*REQUEST*: Write out every line below that includes the word "JSON".

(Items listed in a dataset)
┏━━
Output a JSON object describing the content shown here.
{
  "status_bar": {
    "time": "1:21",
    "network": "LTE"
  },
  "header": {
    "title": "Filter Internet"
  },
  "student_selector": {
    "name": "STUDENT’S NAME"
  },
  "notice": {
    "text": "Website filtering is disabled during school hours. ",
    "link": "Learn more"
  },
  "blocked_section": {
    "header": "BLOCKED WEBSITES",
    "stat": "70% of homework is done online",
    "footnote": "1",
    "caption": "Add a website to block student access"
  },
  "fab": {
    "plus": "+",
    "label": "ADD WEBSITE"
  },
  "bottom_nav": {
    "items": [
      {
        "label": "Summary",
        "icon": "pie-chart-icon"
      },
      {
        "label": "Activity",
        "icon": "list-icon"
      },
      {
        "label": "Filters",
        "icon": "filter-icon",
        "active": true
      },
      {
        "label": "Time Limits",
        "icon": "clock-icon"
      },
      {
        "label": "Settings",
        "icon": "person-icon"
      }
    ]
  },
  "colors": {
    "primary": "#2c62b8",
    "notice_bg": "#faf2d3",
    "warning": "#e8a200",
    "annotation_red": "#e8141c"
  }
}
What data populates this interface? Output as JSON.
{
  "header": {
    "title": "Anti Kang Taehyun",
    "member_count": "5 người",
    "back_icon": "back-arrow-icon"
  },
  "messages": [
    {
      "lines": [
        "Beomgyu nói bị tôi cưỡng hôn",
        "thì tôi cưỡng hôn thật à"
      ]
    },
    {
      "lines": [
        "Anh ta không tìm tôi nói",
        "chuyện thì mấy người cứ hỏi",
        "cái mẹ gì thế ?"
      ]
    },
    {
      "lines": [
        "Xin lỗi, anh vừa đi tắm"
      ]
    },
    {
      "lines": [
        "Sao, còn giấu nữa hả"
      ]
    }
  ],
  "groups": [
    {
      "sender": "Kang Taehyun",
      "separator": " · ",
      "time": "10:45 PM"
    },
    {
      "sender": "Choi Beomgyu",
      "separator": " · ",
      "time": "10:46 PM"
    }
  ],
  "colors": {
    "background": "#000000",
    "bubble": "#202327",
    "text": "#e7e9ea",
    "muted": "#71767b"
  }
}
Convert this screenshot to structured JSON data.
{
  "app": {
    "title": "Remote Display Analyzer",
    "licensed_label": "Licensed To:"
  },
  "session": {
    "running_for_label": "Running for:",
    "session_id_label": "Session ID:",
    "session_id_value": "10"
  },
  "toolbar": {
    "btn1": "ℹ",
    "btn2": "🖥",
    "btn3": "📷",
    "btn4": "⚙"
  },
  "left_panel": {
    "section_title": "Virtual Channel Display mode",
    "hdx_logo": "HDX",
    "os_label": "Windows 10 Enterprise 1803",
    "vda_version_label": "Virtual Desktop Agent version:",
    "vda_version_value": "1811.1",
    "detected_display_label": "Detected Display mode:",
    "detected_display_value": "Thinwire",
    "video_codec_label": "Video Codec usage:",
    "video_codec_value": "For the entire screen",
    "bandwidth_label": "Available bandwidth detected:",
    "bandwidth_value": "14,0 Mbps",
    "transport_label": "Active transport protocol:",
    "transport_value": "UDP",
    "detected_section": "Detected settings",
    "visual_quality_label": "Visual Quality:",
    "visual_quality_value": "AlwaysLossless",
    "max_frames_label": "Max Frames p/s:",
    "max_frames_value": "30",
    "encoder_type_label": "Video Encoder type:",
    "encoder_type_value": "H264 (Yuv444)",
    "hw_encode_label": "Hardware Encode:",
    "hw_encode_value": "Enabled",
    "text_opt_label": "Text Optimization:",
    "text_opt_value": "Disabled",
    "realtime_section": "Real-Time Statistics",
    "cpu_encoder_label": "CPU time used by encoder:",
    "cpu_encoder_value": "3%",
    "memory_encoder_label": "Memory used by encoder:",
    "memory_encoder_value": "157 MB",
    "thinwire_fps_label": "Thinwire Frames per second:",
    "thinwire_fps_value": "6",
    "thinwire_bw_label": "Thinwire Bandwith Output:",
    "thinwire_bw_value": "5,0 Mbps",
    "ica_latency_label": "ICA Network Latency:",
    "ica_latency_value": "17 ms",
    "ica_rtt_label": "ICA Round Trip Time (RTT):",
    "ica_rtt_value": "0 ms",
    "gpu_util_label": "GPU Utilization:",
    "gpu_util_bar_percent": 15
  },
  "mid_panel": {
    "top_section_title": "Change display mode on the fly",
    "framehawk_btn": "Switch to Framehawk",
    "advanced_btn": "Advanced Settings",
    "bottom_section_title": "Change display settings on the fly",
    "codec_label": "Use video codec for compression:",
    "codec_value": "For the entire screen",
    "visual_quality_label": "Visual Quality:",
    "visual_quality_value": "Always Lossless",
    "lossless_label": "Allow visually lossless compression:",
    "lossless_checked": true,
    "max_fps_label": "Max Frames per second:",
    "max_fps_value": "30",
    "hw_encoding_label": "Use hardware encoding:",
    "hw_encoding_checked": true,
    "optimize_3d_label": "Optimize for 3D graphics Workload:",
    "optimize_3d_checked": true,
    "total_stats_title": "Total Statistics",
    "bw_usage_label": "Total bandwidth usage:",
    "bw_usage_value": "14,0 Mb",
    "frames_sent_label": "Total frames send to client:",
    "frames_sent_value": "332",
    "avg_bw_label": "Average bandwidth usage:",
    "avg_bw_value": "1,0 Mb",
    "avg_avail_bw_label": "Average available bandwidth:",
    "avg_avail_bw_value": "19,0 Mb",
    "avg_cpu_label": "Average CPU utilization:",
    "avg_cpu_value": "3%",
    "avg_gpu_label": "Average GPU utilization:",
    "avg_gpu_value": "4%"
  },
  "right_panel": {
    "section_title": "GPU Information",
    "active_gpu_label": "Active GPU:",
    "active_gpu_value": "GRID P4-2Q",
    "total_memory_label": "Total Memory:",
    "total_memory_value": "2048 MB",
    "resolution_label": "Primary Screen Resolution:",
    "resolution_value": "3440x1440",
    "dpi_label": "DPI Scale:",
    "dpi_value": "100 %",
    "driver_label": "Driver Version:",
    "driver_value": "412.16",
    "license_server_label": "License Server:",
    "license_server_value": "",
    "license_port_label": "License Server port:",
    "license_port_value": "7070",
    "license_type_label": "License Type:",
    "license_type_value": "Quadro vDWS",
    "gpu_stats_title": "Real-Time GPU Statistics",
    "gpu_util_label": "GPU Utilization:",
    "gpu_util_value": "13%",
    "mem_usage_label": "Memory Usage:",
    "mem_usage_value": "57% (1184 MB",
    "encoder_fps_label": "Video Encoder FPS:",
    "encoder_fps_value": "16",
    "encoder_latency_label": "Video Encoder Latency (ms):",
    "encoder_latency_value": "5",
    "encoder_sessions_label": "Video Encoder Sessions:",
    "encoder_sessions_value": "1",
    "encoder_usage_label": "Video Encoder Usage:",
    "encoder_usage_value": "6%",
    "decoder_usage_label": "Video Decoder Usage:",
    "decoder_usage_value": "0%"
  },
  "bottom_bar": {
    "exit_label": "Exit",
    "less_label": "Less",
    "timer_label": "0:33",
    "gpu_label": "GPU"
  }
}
┗━━
*RESULT FOR THIS EXERCISE*:
Output a JSON object describing the content shown here.
What data populates this interface? Output as JSON.
Convert this screenshot to structured JSON data.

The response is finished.